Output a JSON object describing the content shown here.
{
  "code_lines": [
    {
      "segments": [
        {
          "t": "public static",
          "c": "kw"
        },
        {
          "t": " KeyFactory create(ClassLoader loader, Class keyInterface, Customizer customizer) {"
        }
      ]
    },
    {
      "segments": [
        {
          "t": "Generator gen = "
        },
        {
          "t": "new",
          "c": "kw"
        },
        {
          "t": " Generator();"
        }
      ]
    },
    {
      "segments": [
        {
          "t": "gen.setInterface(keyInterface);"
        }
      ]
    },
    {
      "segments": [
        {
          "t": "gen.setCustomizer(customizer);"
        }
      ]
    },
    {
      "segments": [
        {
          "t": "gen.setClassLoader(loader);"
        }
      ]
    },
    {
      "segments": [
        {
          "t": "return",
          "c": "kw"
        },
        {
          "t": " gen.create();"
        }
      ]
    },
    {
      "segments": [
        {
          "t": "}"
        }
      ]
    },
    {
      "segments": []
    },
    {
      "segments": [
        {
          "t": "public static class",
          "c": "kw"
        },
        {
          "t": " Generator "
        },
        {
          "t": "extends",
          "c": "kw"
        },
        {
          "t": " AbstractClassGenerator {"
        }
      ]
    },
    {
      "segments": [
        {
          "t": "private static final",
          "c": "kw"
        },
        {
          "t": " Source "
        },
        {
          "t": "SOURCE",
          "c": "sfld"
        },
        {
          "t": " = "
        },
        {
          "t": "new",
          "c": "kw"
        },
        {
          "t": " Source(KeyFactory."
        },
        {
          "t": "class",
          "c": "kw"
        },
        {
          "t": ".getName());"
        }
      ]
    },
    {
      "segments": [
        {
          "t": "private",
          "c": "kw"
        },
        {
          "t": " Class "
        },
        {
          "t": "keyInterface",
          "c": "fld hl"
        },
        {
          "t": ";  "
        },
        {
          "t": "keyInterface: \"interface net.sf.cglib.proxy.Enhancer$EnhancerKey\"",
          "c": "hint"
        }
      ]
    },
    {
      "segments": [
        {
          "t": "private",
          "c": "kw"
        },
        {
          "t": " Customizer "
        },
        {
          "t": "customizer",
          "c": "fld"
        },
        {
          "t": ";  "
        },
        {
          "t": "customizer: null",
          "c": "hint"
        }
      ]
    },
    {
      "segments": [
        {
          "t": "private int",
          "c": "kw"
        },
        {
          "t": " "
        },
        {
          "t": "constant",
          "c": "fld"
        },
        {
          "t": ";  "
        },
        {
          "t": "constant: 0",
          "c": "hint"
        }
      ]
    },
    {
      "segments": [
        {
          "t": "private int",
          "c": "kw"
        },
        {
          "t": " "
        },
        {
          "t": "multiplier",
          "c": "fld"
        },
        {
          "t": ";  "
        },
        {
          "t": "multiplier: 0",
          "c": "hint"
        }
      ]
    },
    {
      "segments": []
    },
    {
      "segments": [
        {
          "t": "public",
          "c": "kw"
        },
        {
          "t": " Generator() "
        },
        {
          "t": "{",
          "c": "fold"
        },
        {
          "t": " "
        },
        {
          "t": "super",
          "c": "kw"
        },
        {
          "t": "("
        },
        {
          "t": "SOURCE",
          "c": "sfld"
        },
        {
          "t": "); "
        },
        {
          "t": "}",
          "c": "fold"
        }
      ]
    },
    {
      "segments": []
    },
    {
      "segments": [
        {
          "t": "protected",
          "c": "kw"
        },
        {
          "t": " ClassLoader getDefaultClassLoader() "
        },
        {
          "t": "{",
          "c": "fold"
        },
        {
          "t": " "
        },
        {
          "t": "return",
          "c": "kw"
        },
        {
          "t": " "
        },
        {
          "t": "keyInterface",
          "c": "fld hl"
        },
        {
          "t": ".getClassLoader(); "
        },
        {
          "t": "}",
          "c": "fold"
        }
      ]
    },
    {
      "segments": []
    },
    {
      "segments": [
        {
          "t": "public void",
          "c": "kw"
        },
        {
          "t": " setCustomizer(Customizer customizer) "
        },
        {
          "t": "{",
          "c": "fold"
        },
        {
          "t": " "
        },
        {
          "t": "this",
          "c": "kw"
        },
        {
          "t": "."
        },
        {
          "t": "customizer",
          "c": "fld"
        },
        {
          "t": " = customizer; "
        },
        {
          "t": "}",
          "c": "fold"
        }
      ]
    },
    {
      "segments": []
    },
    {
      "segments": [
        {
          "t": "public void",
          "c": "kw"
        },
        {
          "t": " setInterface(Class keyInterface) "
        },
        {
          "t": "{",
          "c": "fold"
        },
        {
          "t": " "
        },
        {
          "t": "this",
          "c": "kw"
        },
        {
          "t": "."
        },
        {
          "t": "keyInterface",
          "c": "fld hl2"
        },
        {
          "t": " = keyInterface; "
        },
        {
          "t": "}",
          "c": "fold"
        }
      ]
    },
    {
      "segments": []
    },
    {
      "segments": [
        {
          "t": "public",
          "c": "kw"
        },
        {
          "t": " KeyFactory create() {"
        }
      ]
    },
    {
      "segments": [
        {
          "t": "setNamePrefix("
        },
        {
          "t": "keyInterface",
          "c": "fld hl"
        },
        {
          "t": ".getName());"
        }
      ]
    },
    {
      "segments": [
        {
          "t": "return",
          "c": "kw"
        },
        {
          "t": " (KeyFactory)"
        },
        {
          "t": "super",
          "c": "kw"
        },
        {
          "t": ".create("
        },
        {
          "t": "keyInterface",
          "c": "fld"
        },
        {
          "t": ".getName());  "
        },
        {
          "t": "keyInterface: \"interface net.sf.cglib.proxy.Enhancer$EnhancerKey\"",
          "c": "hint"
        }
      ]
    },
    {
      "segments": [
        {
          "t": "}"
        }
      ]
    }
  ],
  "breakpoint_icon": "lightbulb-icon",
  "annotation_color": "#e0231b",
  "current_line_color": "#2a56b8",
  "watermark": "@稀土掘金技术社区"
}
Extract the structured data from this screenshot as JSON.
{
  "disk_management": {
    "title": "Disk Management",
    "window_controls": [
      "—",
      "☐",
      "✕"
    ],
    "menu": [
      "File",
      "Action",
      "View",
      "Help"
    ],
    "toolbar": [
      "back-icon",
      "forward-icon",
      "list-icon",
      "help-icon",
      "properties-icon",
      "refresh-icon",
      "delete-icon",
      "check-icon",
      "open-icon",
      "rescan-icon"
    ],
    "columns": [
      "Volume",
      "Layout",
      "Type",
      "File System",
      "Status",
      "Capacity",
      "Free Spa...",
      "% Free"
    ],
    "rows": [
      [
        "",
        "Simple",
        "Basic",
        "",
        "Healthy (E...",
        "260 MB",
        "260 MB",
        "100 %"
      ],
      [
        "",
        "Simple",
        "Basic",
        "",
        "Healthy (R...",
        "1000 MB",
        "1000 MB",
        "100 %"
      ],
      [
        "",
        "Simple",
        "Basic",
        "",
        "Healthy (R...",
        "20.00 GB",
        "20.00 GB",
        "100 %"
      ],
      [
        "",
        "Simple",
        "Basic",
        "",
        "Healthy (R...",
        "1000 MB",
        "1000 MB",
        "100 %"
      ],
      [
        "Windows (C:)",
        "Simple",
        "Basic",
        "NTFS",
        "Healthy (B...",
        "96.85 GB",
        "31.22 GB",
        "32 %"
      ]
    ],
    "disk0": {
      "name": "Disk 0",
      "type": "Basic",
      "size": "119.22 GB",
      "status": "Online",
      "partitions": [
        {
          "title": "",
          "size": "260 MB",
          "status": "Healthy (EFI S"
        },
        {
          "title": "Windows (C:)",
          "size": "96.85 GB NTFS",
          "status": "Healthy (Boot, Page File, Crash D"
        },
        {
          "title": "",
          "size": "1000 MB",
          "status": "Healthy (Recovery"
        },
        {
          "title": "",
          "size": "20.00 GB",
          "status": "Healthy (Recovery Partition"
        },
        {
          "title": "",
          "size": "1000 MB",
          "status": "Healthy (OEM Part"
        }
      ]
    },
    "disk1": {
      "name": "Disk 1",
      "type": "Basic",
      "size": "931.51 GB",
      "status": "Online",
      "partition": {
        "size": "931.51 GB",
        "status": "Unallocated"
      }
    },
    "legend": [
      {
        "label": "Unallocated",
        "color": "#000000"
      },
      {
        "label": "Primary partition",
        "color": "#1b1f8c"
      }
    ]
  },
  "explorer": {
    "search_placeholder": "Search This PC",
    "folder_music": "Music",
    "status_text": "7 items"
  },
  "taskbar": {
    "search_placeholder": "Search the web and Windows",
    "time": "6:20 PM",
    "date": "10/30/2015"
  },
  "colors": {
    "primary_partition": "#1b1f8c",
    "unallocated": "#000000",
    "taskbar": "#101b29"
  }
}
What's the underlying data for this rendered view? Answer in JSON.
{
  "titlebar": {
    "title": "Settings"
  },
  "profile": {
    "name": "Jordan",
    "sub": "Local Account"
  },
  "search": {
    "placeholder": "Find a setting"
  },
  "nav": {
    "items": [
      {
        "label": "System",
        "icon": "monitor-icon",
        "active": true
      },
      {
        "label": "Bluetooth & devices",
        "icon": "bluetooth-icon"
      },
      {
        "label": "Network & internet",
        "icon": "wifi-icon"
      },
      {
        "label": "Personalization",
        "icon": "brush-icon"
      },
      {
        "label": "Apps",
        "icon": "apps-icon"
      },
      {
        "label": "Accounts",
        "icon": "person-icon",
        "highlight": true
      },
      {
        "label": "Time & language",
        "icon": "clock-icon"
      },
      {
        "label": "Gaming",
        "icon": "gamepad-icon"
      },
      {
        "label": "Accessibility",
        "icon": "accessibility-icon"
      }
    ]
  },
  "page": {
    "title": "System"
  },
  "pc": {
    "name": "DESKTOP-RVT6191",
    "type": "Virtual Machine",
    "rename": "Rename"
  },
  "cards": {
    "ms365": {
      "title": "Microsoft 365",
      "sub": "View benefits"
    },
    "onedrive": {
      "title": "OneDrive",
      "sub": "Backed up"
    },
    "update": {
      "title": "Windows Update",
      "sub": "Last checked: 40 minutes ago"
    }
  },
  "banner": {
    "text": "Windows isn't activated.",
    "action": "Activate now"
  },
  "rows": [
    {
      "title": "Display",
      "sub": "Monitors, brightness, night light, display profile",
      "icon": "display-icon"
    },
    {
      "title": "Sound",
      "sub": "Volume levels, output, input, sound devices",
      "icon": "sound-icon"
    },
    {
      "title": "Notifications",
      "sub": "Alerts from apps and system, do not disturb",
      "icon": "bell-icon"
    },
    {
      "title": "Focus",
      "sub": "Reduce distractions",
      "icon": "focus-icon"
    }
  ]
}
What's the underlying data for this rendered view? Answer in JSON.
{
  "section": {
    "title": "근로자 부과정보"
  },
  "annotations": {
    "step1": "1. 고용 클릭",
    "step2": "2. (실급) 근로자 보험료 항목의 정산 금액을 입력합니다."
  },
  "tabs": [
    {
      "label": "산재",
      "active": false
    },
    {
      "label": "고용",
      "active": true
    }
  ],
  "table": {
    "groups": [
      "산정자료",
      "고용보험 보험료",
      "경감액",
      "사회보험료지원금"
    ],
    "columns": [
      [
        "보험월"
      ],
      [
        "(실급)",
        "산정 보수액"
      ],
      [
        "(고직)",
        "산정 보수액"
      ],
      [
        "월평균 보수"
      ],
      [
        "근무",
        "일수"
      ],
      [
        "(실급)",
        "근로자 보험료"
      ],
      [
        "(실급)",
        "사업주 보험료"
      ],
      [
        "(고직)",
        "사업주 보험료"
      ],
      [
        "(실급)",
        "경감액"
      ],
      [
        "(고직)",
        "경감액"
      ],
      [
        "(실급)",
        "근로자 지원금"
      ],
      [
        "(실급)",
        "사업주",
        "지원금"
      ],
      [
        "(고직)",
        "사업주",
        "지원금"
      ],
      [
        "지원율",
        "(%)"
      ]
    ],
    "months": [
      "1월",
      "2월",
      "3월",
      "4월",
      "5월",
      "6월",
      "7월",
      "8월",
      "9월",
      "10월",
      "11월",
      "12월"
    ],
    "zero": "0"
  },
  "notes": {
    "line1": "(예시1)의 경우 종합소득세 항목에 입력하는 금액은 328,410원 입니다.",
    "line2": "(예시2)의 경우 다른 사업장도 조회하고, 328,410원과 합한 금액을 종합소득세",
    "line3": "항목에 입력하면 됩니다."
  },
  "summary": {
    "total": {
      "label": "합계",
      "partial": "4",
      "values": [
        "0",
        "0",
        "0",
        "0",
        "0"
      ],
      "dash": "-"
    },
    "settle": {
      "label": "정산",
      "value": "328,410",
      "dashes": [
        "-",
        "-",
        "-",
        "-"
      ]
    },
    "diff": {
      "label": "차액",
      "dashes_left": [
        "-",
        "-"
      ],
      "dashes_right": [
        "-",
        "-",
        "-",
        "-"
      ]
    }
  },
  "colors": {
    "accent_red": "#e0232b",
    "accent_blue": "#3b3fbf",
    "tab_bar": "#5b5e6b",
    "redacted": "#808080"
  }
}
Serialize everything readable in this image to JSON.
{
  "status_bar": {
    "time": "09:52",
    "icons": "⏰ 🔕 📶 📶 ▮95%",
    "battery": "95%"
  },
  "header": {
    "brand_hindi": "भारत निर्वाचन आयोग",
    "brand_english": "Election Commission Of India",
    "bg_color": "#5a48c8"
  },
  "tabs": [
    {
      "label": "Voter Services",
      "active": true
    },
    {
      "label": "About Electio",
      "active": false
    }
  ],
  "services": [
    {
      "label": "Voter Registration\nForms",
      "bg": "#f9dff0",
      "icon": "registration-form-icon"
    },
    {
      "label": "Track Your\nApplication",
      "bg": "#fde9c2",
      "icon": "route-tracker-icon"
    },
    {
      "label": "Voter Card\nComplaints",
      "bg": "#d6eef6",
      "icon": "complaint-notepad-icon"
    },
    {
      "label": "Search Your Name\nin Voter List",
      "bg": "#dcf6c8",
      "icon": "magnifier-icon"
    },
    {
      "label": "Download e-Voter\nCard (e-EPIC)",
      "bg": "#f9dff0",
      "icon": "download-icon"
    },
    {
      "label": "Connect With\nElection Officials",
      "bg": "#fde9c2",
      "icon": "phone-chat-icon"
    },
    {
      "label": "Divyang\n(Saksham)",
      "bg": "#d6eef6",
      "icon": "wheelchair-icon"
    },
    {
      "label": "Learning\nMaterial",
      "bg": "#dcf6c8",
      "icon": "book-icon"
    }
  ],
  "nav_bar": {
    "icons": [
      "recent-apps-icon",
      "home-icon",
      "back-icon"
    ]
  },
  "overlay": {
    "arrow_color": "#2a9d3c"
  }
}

### Prompt
Give only the number of lines in the preceding material that contain the string "static".

### Solution to this task
3